## What to do
Show every line of the material that follows in which the word "Output" occurs.

## Record extracts
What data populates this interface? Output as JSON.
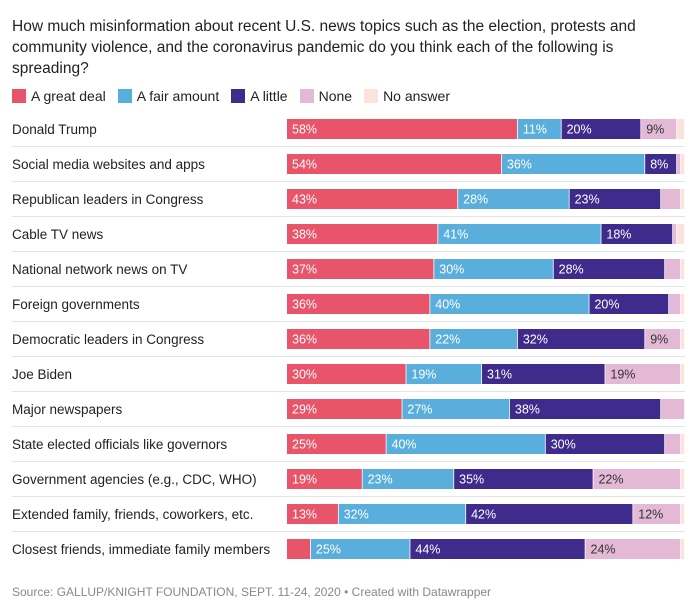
{
  "title": "How much misinformation about recent U.S. news topics such as the election, protests and community violence, and the coronavirus pandemic do you think each of the following is spreading?",
  "source": "Source: GALLUP/KNIGHT FOUNDATION, SEPT. 11-24, 2020 • Created with Datawrapper",
  "chart_data": {
    "type": "bar",
    "orientation": "horizontal",
    "stacked": true,
    "normalized_percent": true,
    "xlim": [
      0,
      100
    ],
    "legend_position": "top-left",
    "categories": [
      "Donald Trump",
      "Social media websites and apps",
      "Republican leaders in Congress",
      "Cable TV news",
      "National network news on TV",
      "Foreign governments",
      "Democratic leaders in Congress",
      "Joe Biden",
      "Major newspapers",
      "State elected officials like governors",
      "Government agencies (e.g., CDC, WHO)",
      "Extended family, friends, coworkers, etc.",
      "Closest friends, immediate family members"
    ],
    "series": [
      {
        "name": "A great deal",
        "color": "#e8546a",
        "values": [
          58,
          54,
          43,
          38,
          37,
          36,
          36,
          30,
          29,
          25,
          19,
          13,
          6
        ]
      },
      {
        "name": "A fair amount",
        "color": "#5aaedc",
        "values": [
          11,
          36,
          28,
          41,
          30,
          40,
          22,
          19,
          27,
          40,
          23,
          32,
          25
        ]
      },
      {
        "name": "A little",
        "color": "#3e2b8c",
        "values": [
          20,
          8,
          23,
          18,
          28,
          20,
          32,
          31,
          38,
          30,
          35,
          42,
          44
        ]
      },
      {
        "name": "None",
        "color": "#e3b9d6",
        "values": [
          9,
          1,
          5,
          1,
          4,
          3,
          9,
          19,
          6,
          4,
          22,
          12,
          24
        ]
      },
      {
        "name": "No answer",
        "color": "#fbe3dc",
        "values": [
          2,
          1,
          1,
          2,
          1,
          1,
          1,
          1,
          0,
          1,
          1,
          1,
          1
        ]
      }
    ],
    "data_labels": [
      [
        "58%",
        "11%",
        "20%",
        "9%",
        ""
      ],
      [
        "54%",
        "36%",
        "8%",
        "",
        ""
      ],
      [
        "43%",
        "28%",
        "23%",
        "",
        ""
      ],
      [
        "38%",
        "41%",
        "18%",
        "",
        ""
      ],
      [
        "37%",
        "30%",
        "28%",
        "",
        ""
      ],
      [
        "36%",
        "40%",
        "20%",
        "",
        ""
      ],
      [
        "36%",
        "22%",
        "32%",
        "9%",
        ""
      ],
      [
        "30%",
        "19%",
        "31%",
        "19%",
        ""
      ],
      [
        "29%",
        "27%",
        "38%",
        "",
        ""
      ],
      [
        "25%",
        "40%",
        "30%",
        "",
        ""
      ],
      [
        "19%",
        "23%",
        "35%",
        "22%",
        ""
      ],
      [
        "13%",
        "32%",
        "42%",
        "12%",
        ""
      ],
      [
        "",
        "25%",
        "44%",
        "24%",
        ""
      ]
    ]
  }
}
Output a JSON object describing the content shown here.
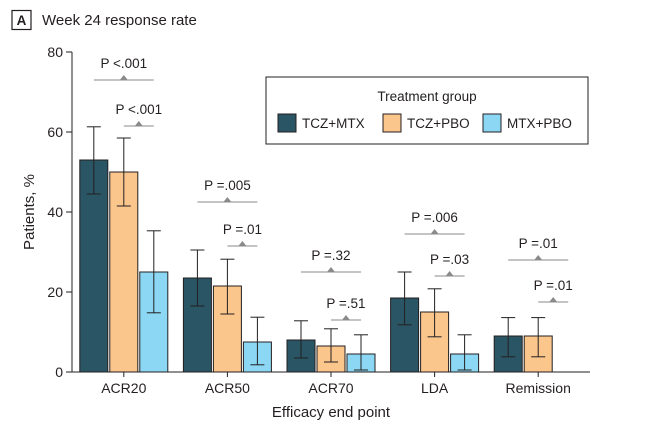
{
  "panel": {
    "letter": "A",
    "title": "Week 24 response rate"
  },
  "chart_data": {
    "type": "bar",
    "title": "Week 24 response rate",
    "xlabel": "Efficacy end point",
    "ylabel": "Patients, %",
    "ylim": [
      0,
      80
    ],
    "yticks": [
      0,
      20,
      40,
      60,
      80
    ],
    "categories": [
      "ACR20",
      "ACR50",
      "ACR70",
      "LDA",
      "Remission"
    ],
    "legend": {
      "title": "Treatment group",
      "placement": "top-right"
    },
    "series": [
      {
        "name": "TCZ+MTX",
        "color": "#2a5565",
        "values": [
          53,
          23.5,
          8,
          18.5,
          9
        ],
        "err_low": [
          44.5,
          16.5,
          3.5,
          11.8,
          3.8
        ],
        "err_high": [
          61.3,
          30.5,
          12.8,
          25,
          13.6
        ]
      },
      {
        "name": "TCZ+PBO",
        "color": "#fbc68c",
        "values": [
          50,
          21.5,
          6.5,
          15,
          9
        ],
        "err_low": [
          41.5,
          14.5,
          2.5,
          8.8,
          3.8
        ],
        "err_high": [
          58.5,
          28.2,
          10.8,
          20.8,
          13.6
        ]
      },
      {
        "name": "MTX+PBO",
        "color": "#8cd8f4",
        "values": [
          25,
          7.5,
          4.5,
          4.5,
          null
        ],
        "err_low": [
          14.8,
          1.8,
          0.5,
          0.5,
          null
        ],
        "err_high": [
          35.3,
          13.7,
          9.3,
          9.3,
          null
        ]
      }
    ],
    "comparisons": [
      {
        "category": "ACR20",
        "label": "P <.001",
        "groups": [
          "TCZ+MTX",
          "MTX+PBO"
        ],
        "y": 73
      },
      {
        "category": "ACR20",
        "label": "P <.001",
        "groups": [
          "TCZ+PBO",
          "MTX+PBO"
        ],
        "y": 61.5
      },
      {
        "category": "ACR50",
        "label": "P =.005",
        "groups": [
          "TCZ+MTX",
          "MTX+PBO"
        ],
        "y": 42.5
      },
      {
        "category": "ACR50",
        "label": "P =.01",
        "groups": [
          "TCZ+PBO",
          "MTX+PBO"
        ],
        "y": 31.5
      },
      {
        "category": "ACR70",
        "label": "P =.32",
        "groups": [
          "TCZ+MTX",
          "MTX+PBO"
        ],
        "y": 25
      },
      {
        "category": "ACR70",
        "label": "P =.51",
        "groups": [
          "TCZ+PBO",
          "MTX+PBO"
        ],
        "y": 13
      },
      {
        "category": "LDA",
        "label": "P =.006",
        "groups": [
          "TCZ+MTX",
          "MTX+PBO"
        ],
        "y": 34.5
      },
      {
        "category": "LDA",
        "label": "P =.03",
        "groups": [
          "TCZ+PBO",
          "MTX+PBO"
        ],
        "y": 24
      },
      {
        "category": "Remission",
        "label": "P =.01",
        "groups": [
          "TCZ+MTX",
          "MTX+PBO"
        ],
        "y": 28
      },
      {
        "category": "Remission",
        "label": "P =.01",
        "groups": [
          "TCZ+PBO",
          "MTX+PBO"
        ],
        "y": 17.5
      }
    ]
  }
}
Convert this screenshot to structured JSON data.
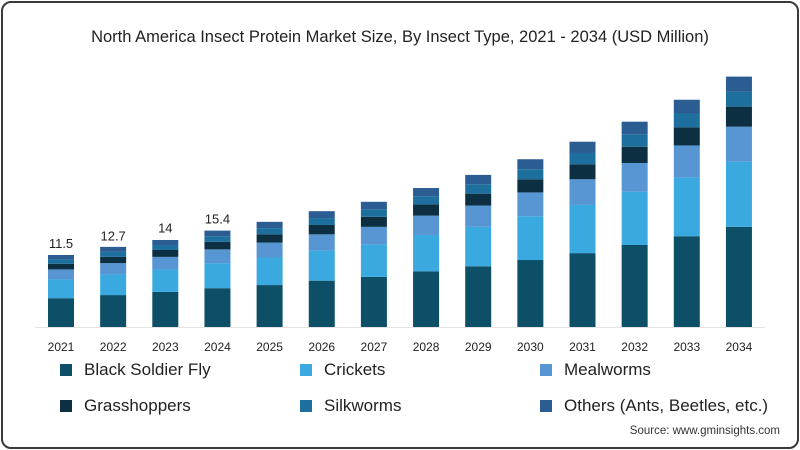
{
  "chart_data": {
    "type": "bar",
    "stacked": true,
    "title": "North America Insect Protein Market Size, By Insect Type, 2021 - 2034 (USD Million)",
    "xlabel": "",
    "ylabel": "",
    "ylim": [
      0,
      42
    ],
    "grid": false,
    "legend_position": "bottom",
    "categories": [
      "2021",
      "2022",
      "2023",
      "2024",
      "2025",
      "2026",
      "2027",
      "2028",
      "2029",
      "2030",
      "2031",
      "2032",
      "2033",
      "2034"
    ],
    "totals": [
      11.5,
      12.7,
      14,
      15.4,
      16.8,
      18.4,
      20.1,
      22.2,
      24.3,
      26.8,
      29.6,
      32.7,
      36.3,
      40.1
    ],
    "data_labels": [
      "11.5",
      "12.7",
      "14",
      "15.4"
    ],
    "series": [
      {
        "name": "Black Soldier Fly",
        "color": "#0d4f66",
        "values": [
          4.6,
          5.1,
          5.6,
          6.2,
          6.7,
          7.4,
          8.0,
          8.9,
          9.7,
          10.7,
          11.8,
          13.1,
          14.5,
          16.0
        ]
      },
      {
        "name": "Crickets",
        "color": "#3aa9df",
        "values": [
          3.0,
          3.3,
          3.6,
          4.0,
          4.4,
          4.8,
          5.2,
          5.8,
          6.3,
          7.0,
          7.7,
          8.5,
          9.4,
          10.4
        ]
      },
      {
        "name": "Mealworms",
        "color": "#5795d3",
        "values": [
          1.6,
          1.8,
          2.0,
          2.2,
          2.4,
          2.6,
          2.8,
          3.1,
          3.4,
          3.8,
          4.1,
          4.6,
          5.1,
          5.6
        ]
      },
      {
        "name": "Grasshoppers",
        "color": "#0c2f42",
        "values": [
          0.9,
          1.0,
          1.1,
          1.2,
          1.3,
          1.5,
          1.6,
          1.8,
          1.9,
          2.1,
          2.4,
          2.6,
          2.9,
          3.2
        ]
      },
      {
        "name": "Silkworms",
        "color": "#1d6f9e",
        "values": [
          0.7,
          0.8,
          0.8,
          0.9,
          1.0,
          1.1,
          1.2,
          1.3,
          1.5,
          1.6,
          1.8,
          2.0,
          2.2,
          2.4
        ]
      },
      {
        "name": "Others (Ants, Beetles, etc.)",
        "color": "#2b5c92",
        "values": [
          0.7,
          0.8,
          0.8,
          0.9,
          1.0,
          1.1,
          1.2,
          1.3,
          1.5,
          1.6,
          1.8,
          2.0,
          2.2,
          2.4
        ]
      }
    ]
  },
  "source": "Source: www.gminsights.com"
}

## Answer to this exercise
What data populates this interface? Output as JSON.
Output a JSON object describing the content shown here.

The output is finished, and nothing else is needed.